__WHAT IS REQUIRED__.
Pick every line with "Sanayi" from the material below.

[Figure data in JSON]
####
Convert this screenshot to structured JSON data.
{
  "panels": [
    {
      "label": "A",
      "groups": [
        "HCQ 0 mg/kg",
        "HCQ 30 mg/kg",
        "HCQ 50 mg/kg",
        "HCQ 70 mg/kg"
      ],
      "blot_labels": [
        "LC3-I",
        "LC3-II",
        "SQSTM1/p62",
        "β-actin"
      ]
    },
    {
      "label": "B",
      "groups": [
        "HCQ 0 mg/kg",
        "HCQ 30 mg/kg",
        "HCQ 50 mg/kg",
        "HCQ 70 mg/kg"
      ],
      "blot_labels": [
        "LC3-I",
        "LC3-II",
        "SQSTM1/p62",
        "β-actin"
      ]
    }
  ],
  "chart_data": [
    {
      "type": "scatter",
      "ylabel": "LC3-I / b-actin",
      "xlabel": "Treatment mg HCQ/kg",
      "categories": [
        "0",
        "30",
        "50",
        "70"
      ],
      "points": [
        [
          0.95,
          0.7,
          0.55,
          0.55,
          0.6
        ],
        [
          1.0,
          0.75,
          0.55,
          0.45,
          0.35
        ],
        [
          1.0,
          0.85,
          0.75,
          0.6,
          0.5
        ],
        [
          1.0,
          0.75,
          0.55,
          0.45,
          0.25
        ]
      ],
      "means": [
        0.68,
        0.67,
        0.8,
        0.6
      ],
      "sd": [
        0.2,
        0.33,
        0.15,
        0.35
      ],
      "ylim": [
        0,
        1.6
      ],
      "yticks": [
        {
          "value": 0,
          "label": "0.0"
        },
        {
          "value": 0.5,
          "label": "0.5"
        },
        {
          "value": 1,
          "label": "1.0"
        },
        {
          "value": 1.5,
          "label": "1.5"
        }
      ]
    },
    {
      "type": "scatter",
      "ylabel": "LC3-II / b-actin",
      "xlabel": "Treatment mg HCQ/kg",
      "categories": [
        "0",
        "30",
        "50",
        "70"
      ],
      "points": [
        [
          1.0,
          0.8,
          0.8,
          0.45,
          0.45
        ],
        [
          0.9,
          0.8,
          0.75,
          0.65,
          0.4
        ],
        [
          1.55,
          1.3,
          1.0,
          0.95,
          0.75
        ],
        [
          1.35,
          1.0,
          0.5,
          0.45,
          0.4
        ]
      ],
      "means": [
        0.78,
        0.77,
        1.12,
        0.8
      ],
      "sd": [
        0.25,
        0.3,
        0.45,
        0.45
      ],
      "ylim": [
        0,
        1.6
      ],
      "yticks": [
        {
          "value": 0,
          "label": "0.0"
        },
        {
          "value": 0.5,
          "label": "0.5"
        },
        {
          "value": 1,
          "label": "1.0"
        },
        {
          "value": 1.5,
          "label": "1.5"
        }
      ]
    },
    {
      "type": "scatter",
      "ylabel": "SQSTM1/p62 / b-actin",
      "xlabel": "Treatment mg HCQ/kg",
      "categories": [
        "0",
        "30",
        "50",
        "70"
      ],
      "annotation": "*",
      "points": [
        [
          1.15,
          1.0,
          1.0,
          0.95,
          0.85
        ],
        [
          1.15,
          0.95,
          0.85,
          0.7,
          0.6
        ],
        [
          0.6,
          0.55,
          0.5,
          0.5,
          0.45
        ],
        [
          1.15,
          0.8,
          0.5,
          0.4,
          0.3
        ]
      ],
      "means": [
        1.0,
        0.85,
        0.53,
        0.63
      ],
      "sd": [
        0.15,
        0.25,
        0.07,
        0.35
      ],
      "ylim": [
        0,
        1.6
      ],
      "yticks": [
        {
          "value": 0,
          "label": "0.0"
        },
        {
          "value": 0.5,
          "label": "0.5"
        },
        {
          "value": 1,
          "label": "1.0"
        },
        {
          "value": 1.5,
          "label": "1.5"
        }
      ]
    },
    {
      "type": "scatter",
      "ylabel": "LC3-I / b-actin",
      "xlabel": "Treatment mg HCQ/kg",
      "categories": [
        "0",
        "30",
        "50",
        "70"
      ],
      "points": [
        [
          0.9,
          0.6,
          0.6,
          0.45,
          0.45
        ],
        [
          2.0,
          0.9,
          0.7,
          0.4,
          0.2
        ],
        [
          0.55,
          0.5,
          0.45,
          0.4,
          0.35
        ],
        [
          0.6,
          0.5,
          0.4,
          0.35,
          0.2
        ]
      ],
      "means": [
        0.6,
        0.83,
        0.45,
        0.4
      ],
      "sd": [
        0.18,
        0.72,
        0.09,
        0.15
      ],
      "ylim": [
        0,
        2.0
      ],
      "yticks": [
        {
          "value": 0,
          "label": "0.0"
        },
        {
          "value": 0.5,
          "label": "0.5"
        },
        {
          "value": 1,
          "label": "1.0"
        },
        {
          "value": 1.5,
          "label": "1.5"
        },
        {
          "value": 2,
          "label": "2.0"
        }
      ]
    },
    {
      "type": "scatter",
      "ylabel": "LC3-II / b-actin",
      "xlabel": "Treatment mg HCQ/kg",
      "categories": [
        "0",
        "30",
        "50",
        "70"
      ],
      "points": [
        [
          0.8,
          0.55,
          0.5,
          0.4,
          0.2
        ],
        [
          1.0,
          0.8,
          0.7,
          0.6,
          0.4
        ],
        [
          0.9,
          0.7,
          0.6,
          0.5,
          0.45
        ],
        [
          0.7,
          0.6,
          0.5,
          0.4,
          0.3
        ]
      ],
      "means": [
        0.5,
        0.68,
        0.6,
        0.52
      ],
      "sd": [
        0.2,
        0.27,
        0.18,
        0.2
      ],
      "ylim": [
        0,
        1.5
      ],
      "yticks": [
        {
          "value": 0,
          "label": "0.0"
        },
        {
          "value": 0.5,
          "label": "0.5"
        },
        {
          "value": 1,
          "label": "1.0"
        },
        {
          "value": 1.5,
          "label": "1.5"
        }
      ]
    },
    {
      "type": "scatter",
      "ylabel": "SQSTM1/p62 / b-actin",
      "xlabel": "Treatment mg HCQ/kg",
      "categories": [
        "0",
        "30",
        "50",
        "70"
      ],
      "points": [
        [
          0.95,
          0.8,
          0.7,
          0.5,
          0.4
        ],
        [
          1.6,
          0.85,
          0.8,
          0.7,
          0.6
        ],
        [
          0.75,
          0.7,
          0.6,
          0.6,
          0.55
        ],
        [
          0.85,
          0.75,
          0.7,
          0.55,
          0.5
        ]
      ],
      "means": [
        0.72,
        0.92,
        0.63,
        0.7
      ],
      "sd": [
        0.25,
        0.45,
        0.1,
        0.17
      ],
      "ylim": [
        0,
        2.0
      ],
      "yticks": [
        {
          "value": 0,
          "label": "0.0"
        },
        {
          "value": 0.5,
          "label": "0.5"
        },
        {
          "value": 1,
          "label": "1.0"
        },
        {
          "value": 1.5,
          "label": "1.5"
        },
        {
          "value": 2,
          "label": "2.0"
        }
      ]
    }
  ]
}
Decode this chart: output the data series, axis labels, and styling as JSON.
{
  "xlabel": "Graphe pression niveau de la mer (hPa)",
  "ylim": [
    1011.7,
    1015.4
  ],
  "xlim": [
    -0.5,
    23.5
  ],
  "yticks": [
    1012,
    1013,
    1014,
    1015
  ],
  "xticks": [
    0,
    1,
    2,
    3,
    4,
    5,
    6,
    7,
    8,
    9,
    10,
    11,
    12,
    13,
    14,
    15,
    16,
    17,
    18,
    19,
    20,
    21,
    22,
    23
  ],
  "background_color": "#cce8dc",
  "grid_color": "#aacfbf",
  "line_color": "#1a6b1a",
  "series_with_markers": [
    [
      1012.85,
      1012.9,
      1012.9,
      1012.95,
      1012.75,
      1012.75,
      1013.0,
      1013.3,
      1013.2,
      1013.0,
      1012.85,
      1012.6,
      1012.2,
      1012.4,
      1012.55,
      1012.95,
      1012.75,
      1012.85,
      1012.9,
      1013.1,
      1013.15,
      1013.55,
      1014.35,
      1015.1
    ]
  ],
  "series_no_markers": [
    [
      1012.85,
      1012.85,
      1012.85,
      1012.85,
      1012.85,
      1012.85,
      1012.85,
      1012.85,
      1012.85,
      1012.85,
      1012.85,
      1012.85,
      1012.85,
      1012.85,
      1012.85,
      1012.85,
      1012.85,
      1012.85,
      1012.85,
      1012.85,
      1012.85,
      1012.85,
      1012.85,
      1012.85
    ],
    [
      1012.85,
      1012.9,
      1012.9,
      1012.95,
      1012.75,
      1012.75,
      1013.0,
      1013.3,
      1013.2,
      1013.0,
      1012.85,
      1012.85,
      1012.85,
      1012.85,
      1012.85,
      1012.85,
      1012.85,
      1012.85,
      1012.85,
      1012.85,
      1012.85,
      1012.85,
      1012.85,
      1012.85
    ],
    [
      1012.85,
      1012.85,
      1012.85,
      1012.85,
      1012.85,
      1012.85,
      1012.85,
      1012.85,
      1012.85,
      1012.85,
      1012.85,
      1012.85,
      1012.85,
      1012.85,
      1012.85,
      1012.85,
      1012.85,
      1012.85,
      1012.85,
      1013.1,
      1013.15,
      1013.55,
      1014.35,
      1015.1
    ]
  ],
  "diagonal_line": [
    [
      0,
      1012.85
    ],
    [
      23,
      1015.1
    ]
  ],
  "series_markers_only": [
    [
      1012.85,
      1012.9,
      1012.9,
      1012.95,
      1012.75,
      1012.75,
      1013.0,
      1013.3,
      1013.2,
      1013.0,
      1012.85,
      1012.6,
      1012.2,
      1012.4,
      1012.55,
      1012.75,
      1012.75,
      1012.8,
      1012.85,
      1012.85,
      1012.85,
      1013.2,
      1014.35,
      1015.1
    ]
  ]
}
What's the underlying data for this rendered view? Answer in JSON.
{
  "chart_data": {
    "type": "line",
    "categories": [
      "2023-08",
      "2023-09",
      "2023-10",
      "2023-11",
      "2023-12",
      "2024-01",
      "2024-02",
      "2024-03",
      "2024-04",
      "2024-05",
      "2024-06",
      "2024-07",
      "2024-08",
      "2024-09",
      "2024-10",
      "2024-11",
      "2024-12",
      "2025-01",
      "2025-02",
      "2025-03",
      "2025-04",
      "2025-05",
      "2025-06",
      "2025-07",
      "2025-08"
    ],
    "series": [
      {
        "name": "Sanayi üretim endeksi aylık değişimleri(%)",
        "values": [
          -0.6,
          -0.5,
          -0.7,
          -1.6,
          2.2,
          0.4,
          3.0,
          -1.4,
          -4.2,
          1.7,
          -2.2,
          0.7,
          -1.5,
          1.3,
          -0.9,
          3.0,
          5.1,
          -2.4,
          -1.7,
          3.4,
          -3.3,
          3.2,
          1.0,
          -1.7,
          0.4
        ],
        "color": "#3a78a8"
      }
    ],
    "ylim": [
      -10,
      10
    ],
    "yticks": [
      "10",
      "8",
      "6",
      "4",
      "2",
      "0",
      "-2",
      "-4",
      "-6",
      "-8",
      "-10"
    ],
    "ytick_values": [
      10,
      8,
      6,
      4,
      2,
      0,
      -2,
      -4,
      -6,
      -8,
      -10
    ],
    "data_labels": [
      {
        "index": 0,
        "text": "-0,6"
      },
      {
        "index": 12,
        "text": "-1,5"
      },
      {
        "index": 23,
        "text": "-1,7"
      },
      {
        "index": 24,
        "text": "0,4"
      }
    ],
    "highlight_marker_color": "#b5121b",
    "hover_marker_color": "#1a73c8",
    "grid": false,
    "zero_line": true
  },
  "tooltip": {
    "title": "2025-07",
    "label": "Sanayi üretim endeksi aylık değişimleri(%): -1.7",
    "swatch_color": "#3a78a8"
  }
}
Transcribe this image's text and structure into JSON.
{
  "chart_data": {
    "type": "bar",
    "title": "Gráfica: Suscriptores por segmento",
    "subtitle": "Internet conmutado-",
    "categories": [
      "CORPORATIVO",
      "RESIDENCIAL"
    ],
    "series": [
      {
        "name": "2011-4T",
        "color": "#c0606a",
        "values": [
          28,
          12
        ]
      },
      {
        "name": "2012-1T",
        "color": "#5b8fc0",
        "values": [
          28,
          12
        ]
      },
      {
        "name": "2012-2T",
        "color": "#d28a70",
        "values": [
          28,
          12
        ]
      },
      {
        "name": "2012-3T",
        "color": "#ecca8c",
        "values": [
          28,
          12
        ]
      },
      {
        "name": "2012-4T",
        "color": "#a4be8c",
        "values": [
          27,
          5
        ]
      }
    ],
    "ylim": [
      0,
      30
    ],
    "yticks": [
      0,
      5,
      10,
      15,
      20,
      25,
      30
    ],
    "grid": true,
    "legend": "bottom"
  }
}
####
__THE OUTPUT__.
        "name": "Sanayi üretim endeksi aylık değişimleri(%)",
    "label": "Sanayi üretim endeksi aylık değişimleri(%): -1.7",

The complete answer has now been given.